[Items excerpted from a collection]
══════
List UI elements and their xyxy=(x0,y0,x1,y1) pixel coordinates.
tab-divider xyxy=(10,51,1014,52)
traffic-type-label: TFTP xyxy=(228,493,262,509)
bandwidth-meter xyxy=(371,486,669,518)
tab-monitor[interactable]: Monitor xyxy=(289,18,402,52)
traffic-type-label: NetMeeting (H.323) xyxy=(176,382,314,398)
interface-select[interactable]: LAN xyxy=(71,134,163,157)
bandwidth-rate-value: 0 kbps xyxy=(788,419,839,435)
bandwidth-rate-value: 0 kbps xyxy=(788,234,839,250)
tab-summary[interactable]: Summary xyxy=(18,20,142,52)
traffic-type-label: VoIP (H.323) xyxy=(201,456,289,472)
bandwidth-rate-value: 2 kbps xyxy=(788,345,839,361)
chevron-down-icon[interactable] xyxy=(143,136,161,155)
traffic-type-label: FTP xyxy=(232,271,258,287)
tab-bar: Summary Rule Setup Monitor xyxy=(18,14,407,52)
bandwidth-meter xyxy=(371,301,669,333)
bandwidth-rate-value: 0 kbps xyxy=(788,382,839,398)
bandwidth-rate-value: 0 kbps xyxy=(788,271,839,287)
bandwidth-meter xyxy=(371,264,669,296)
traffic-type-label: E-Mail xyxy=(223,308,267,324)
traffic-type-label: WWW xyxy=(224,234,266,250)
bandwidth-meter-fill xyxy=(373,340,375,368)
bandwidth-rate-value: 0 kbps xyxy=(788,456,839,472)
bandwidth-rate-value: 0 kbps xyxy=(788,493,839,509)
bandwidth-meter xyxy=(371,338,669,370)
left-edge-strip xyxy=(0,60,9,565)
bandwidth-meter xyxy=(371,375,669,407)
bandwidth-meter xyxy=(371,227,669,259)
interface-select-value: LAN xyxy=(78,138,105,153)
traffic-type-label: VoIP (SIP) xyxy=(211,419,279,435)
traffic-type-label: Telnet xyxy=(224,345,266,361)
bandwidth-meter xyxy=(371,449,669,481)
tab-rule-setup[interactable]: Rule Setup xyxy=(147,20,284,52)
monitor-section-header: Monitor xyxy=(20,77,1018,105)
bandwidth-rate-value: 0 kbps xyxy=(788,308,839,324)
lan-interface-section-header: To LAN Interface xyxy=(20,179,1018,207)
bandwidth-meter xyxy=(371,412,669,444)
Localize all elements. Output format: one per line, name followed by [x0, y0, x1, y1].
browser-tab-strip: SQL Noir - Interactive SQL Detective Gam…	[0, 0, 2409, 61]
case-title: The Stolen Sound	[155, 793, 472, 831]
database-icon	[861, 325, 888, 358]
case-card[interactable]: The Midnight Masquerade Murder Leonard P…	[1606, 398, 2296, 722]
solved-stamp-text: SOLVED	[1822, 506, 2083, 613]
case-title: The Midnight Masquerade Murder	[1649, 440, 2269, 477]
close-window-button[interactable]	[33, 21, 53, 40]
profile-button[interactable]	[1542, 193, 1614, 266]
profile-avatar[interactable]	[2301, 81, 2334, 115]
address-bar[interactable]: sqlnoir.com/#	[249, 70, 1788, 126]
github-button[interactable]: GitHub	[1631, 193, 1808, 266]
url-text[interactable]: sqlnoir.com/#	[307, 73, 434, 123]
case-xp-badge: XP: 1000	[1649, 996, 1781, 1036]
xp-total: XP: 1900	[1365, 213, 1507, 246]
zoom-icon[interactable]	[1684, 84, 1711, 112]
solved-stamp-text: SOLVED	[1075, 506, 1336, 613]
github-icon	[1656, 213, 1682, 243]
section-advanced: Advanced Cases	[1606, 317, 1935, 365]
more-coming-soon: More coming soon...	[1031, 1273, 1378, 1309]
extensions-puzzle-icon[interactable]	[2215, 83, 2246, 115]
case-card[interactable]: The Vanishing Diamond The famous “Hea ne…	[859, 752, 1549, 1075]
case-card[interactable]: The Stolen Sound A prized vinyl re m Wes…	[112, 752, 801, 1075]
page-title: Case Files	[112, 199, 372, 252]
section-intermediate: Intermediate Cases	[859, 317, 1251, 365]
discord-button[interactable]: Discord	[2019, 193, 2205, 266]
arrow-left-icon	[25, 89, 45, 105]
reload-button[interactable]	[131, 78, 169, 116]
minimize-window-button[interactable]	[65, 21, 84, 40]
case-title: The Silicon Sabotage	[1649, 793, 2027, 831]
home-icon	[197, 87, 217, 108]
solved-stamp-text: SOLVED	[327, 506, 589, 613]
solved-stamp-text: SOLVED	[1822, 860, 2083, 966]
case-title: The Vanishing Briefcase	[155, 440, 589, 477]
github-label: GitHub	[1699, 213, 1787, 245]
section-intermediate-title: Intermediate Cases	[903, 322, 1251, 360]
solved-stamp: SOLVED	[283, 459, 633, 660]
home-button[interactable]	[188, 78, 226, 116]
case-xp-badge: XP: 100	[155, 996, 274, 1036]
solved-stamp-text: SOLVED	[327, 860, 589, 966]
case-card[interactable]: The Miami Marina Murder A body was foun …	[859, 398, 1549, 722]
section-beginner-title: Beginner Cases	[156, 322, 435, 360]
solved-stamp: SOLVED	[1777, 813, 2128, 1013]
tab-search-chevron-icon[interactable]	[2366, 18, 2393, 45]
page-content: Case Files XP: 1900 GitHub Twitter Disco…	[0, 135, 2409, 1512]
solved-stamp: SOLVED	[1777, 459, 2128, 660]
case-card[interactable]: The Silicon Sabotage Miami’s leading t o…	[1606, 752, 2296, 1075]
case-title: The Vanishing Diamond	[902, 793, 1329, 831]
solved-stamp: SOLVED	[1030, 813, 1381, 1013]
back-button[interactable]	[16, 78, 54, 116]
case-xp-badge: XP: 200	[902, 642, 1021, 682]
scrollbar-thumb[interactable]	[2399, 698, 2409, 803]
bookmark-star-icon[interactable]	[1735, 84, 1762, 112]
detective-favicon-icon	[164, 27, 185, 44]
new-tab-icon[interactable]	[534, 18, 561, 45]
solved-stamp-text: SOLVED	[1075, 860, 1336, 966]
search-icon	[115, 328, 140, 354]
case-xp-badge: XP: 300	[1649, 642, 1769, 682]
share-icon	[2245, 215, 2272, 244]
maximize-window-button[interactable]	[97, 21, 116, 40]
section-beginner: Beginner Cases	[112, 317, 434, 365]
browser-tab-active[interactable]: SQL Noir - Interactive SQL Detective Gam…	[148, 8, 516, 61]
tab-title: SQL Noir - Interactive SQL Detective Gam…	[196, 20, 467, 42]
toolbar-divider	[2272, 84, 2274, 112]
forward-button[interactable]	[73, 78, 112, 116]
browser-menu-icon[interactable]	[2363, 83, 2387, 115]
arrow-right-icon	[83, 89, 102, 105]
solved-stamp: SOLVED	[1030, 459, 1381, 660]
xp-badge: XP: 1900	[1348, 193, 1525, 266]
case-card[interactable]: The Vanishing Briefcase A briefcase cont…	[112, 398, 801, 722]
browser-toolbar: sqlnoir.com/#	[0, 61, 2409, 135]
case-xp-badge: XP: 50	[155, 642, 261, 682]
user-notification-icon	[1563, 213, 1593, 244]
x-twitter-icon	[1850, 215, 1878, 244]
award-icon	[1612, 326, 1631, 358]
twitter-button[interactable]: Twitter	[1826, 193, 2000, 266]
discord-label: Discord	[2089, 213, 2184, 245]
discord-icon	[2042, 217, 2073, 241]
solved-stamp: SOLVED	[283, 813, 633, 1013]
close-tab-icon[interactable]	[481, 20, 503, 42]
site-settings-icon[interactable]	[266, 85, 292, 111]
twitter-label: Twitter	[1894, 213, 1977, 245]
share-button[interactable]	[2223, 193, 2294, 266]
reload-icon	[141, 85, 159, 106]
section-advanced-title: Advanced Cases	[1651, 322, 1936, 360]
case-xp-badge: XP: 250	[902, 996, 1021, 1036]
══════
TASK TO CARRY OUT:
Change "TFTP" to "SNMP" in the lines from the start of the items through the line with "traffic-type-label: NetMeeting (H.323)", and give those lines again with nothing else altered.

RESPONSE TO THIS EXERCISE:
List UI elements and their xyxy=(x0,y0,x1,y1) pixel coordinates.
tab-divider xyxy=(10,51,1014,52)
traffic-type-label: SNMP xyxy=(228,493,262,509)
bandwidth-meter xyxy=(371,486,669,518)
tab-monitor[interactable]: Monitor xyxy=(289,18,402,52)
traffic-type-label: NetMeeting (H.323) xyxy=(176,382,314,398)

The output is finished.